=== Begin Enclosure ===
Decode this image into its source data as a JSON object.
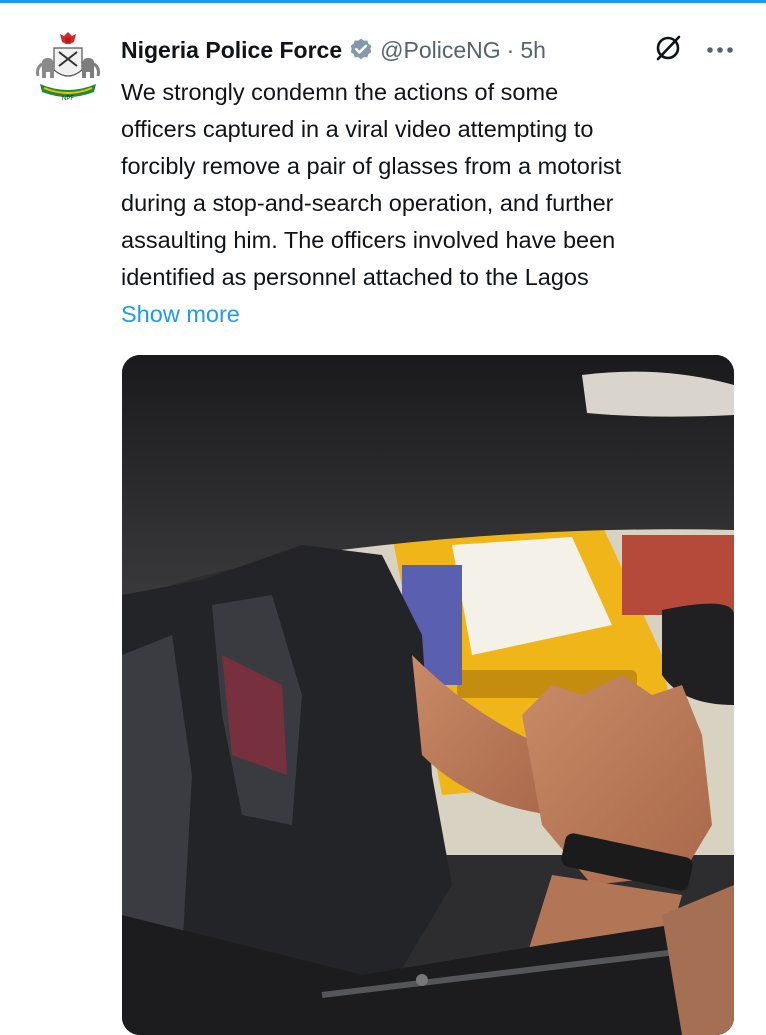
{
  "tweet": {
    "author_name": "Nigeria Police Force",
    "handle": "@PoliceNG",
    "separator": "·",
    "time": "5h",
    "text_lines": [
      "We strongly condemn the actions of some",
      "officers captured in a viral video attempting to",
      "forcibly remove a pair of glasses from a motorist",
      "during a stop-and-search operation, and further",
      "assaulting him. The officers involved have been",
      "identified as personnel attached to the Lagos"
    ],
    "show_more_label": "Show more",
    "avatar_logo_text": "NPF"
  },
  "icons": {
    "verified": "verified-badge-icon",
    "grok": "grok-icon",
    "more": "more-dots-icon"
  },
  "colors": {
    "accent": "#1d9bf0",
    "text_primary": "#0f1419",
    "text_secondary": "#536471",
    "verified_badge": "#829aab"
  }
}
=== End Enclosure ===
Goal of the exercise:
A single number is the answer here: the count of lines in the material above holding the string "officers".

Expected answer:
2